TASK TO CARRY OUT => Can you reproduce the data beneath, keeping every line exact?

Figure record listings
****************

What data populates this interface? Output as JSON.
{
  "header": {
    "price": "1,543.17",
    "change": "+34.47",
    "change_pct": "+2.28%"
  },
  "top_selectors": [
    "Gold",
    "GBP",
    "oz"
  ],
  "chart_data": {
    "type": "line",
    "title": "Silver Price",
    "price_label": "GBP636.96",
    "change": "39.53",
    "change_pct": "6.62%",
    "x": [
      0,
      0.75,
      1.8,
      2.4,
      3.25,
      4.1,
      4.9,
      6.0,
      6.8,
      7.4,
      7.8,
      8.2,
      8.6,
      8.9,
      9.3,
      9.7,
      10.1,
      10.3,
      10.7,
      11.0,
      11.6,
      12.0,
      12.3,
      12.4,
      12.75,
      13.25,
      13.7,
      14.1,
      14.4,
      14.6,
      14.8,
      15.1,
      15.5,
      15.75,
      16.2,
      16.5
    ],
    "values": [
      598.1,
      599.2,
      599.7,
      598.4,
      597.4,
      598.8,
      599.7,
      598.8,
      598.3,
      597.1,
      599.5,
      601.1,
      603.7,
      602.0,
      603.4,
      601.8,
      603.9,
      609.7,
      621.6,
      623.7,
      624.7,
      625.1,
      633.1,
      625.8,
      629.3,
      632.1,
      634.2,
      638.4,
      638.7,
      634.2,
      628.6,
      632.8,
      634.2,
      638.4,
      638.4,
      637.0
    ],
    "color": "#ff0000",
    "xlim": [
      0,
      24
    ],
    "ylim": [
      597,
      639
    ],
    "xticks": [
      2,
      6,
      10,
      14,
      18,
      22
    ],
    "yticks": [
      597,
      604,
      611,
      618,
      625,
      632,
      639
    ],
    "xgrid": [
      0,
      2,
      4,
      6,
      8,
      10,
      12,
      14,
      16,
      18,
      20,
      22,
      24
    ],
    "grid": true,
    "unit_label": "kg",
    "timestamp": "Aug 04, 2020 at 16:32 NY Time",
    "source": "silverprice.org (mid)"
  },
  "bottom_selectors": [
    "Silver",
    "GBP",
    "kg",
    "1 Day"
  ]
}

****************

EXPECTED OUTPUT =>
What data populates this interface? Output as JSON.
{
  "header": {
    "price": "1,543.17",
    "change": "+34.47",
    "change_pct": "+2.28%"
  },
  "top_selectors": [
    "Gold",
    "GBP",
    "oz"
  ],
  "chart_data": {
    "type": "line",
    "title": "Silver Price",
    "price_label": "GBP636.96",
    "change": "39.53",
    "change_pct": "6.62%",
    "x": [
      0,
      0.75,
      1.8,
      2.4,
      3.25,
      4.1,
      4.9,
      6.0,
      6.8,
      7.4,
      7.8,
      8.2,
      8.6,
      8.9,
      9.3,
      9.7,
      10.1,
      10.3,
      10.7,
      11.0,
      11.6,
      12.0,
      12.3,
      12.4,
      12.75,
      13.25,
      13.7,
      14.1,
      14.4,
      14.6,
      14.8,
      15.1,
      15.5,
      15.75,
      16.2,
      16.5
    ],
    "values": [
      598.1,
      599.2,
      599.7,
      598.4,
      597.4,
      598.8,
      599.7,
      598.8,
      598.3,
      597.1,
      599.5,
      601.1,
      603.7,
      602.0,
      603.4,
      601.8,
      603.9,
      609.7,
      621.6,
      623.7,
      624.7,
      625.1,
      633.1,
      625.8,
      629.3,
      632.1,
      634.2,
      638.4,
      638.7,
      634.2,
      628.6,
      632.8,
      634.2,
      638.4,
      638.4,
      637.0
    ],
    "color": "#ff0000",
    "xlim": [
      0,
      24
    ],
    "ylim": [
      597,
      639
    ],
    "xticks": [
      2,
      6,
      10,
      14,
      18,
      22
    ],
    "yticks": [
      597,
      604,
      611,
      618,
      625,
      632,
      639
    ],
    "xgrid": [
      0,
      2,
      4,
      6,
      8,
      10,
      12,
      14,
      16,
      18,
      20,
      22,
      24
    ],
    "grid": true,
    "unit_label": "kg",
    "timestamp": "Aug 04, 2020 at 16:32 NY Time",
    "source": "silverprice.org (mid)"
  },
  "bottom_selectors": [
    "Silver",
    "GBP",
    "kg",
    "1 Day"
  ]
}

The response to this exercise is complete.